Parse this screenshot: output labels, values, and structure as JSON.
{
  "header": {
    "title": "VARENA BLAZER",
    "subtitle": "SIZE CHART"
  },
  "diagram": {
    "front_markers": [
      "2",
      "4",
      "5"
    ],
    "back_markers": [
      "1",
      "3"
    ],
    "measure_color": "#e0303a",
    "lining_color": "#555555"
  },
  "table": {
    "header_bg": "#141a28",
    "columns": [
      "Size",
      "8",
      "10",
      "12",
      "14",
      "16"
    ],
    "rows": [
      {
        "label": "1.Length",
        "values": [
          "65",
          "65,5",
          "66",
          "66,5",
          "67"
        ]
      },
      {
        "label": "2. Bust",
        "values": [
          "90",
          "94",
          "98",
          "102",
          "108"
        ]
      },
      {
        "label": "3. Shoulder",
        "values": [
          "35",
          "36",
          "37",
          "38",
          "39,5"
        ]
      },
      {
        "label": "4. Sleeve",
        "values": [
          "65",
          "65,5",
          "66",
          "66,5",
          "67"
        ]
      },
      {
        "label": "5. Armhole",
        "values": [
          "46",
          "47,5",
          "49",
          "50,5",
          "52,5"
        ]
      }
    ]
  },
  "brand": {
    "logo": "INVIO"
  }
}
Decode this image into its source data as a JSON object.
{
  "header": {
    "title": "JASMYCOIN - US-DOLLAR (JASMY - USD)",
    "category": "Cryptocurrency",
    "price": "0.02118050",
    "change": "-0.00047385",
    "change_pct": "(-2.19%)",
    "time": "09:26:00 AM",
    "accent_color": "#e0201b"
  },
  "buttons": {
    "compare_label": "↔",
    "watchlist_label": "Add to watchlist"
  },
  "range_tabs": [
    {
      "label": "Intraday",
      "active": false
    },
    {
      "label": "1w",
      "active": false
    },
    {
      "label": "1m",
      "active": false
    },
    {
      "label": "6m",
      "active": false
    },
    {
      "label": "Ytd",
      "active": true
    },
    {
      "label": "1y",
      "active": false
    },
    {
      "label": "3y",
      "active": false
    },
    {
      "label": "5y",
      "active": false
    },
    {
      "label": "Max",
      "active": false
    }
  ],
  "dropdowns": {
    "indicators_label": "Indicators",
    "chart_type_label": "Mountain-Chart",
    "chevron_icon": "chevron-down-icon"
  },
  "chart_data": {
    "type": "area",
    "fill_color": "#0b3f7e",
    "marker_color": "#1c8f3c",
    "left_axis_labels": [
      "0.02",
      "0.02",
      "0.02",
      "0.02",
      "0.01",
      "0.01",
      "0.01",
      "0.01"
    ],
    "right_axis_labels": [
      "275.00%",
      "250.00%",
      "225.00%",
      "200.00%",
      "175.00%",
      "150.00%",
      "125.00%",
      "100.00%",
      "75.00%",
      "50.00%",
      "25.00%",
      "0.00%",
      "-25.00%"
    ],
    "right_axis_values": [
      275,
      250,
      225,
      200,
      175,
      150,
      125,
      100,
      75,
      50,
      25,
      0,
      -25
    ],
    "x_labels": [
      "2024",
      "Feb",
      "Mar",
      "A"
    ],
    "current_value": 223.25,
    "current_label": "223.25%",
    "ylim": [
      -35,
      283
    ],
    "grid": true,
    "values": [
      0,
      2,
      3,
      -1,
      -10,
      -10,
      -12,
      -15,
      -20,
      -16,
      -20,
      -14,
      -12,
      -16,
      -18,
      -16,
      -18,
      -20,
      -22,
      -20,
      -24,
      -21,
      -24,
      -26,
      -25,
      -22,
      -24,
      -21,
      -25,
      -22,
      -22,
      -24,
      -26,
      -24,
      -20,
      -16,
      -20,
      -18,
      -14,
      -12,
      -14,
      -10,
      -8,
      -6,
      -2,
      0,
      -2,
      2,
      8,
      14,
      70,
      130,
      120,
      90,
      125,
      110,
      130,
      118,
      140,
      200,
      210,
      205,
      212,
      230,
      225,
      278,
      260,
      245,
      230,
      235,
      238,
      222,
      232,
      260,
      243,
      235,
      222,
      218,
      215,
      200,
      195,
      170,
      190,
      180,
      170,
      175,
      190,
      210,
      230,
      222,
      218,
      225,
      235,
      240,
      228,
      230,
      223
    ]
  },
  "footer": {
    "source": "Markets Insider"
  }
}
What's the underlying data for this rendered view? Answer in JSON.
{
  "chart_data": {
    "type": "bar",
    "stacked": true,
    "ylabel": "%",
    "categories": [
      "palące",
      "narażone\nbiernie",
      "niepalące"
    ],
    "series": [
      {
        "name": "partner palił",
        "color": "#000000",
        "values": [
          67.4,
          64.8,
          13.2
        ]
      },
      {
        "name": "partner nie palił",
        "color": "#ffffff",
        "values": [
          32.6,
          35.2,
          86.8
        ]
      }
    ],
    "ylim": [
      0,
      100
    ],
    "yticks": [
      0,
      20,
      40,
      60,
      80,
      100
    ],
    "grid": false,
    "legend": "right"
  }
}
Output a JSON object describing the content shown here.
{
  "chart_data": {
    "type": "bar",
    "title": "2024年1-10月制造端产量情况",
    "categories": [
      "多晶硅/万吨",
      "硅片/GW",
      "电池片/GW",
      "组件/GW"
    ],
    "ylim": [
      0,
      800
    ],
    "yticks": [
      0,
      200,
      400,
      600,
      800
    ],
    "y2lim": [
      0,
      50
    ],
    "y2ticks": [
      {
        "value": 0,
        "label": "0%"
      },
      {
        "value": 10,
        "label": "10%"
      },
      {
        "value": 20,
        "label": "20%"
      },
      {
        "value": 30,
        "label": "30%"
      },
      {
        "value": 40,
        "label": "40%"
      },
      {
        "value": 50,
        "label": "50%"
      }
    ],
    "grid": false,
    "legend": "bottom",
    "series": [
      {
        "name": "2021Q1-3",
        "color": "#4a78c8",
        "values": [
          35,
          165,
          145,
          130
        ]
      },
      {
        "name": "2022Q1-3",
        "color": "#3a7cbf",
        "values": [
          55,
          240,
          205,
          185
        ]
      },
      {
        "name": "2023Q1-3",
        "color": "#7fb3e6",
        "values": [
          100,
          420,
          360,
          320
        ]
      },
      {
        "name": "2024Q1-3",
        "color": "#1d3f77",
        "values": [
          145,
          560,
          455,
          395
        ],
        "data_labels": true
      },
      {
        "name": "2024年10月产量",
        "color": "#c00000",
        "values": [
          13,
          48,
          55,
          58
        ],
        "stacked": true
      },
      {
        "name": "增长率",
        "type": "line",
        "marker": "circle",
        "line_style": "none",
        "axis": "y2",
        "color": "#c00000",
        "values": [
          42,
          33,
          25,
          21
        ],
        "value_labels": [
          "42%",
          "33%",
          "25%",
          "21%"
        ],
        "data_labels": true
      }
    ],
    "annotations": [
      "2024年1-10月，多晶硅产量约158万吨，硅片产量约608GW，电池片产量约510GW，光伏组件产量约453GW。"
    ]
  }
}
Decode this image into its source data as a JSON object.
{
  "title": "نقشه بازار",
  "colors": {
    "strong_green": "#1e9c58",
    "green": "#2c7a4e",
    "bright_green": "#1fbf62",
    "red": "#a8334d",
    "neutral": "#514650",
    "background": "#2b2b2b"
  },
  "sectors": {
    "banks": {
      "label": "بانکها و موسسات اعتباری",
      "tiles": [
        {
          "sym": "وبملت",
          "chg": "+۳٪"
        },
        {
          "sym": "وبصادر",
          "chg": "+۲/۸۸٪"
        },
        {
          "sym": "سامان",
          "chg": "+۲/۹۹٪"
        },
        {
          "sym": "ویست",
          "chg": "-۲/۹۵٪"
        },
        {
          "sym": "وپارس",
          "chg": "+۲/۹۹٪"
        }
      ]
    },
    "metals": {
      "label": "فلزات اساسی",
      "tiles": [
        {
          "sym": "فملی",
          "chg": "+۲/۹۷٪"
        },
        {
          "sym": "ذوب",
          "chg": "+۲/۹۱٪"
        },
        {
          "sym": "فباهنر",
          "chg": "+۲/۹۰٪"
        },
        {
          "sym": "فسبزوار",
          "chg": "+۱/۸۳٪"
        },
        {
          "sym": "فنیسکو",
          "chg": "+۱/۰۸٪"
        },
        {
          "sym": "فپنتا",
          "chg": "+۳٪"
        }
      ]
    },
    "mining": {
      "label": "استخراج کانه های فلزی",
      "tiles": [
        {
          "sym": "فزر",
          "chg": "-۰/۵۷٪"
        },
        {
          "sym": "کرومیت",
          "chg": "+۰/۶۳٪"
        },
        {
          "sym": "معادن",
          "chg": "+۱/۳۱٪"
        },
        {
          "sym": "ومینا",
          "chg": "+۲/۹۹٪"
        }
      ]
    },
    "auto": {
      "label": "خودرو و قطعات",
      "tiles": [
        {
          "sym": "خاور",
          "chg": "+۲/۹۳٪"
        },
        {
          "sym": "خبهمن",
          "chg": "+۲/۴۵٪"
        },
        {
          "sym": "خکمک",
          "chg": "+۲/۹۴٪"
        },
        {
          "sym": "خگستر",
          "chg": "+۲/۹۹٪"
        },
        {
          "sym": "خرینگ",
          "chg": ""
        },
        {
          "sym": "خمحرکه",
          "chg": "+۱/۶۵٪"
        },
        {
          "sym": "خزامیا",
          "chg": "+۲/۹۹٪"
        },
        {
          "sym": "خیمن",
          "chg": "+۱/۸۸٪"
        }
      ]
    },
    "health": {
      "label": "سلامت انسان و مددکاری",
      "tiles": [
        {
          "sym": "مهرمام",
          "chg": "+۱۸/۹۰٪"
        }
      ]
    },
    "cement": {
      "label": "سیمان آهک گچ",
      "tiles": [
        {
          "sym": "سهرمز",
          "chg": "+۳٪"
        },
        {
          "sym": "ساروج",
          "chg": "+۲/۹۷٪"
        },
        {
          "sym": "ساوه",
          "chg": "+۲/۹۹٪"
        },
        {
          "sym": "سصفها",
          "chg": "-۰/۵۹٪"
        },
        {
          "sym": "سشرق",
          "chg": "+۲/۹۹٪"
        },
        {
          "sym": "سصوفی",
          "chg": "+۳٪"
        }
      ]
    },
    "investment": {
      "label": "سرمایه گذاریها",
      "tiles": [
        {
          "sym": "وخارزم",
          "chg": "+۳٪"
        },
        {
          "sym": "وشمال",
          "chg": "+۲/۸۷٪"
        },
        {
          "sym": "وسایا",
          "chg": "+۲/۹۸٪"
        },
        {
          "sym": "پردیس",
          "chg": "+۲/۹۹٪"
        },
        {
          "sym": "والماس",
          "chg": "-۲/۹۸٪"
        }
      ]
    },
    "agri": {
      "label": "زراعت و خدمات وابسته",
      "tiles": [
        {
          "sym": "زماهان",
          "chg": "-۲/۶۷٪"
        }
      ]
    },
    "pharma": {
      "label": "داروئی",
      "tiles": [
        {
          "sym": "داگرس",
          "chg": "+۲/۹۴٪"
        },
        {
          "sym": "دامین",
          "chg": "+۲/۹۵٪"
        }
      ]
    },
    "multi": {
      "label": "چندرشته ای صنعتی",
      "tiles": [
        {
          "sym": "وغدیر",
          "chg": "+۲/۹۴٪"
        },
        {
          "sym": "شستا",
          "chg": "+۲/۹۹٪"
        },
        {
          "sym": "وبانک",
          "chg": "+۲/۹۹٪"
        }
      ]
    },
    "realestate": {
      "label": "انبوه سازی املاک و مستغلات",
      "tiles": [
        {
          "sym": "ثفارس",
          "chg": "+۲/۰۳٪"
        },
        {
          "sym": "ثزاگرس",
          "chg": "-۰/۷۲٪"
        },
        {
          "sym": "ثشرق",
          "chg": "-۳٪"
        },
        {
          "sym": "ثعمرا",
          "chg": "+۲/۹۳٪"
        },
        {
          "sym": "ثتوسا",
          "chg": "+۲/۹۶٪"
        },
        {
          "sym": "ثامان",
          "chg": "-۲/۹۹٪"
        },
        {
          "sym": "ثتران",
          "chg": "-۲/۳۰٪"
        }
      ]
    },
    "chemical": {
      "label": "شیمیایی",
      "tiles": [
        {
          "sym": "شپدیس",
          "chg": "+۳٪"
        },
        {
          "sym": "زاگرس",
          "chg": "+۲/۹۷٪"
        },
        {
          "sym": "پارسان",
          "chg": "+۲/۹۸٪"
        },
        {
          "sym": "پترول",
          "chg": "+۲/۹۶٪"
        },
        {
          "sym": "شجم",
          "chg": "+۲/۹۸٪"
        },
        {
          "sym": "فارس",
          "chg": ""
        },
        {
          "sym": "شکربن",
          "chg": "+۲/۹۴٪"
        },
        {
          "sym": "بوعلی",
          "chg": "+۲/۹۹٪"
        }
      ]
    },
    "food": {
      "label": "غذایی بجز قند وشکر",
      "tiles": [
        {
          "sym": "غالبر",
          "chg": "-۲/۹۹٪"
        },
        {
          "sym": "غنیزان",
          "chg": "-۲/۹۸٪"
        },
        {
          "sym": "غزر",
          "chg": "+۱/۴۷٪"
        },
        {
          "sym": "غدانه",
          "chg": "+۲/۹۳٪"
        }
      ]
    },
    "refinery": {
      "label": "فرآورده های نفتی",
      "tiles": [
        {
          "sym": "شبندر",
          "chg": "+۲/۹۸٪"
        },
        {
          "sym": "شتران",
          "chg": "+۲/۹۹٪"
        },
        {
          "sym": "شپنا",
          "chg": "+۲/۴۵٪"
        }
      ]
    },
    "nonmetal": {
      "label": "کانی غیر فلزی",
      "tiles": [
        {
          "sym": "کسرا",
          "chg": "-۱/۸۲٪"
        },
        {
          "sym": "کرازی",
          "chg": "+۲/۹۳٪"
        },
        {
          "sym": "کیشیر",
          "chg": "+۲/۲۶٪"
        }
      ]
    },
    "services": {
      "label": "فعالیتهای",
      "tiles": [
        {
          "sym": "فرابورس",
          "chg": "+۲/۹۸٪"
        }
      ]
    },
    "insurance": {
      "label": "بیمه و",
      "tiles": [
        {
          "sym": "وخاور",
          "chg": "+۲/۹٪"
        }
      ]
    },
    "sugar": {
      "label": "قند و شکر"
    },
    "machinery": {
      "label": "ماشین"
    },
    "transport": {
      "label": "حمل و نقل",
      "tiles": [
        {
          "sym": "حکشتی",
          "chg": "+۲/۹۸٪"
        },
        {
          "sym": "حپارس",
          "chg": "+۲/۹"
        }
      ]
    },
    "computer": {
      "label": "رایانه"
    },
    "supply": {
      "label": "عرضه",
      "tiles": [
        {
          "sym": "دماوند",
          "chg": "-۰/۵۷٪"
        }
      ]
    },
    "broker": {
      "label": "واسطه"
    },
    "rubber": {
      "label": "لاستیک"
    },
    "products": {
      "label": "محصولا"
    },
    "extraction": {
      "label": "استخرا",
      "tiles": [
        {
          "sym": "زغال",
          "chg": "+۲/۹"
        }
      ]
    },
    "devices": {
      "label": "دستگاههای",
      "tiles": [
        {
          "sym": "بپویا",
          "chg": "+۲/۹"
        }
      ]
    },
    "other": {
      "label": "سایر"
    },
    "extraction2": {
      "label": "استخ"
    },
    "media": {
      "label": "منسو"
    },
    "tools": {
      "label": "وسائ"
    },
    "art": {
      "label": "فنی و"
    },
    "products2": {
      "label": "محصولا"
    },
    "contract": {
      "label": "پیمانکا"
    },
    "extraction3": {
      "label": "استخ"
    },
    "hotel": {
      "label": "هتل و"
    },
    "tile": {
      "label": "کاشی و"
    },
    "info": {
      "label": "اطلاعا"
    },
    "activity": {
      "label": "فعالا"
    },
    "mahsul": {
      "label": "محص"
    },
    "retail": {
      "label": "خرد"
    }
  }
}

----

Given problem: Search the lines above for the string "palił", then show every one that has it.

Written answer:
        "name": "partner palił",
        "name": "partner nie palił",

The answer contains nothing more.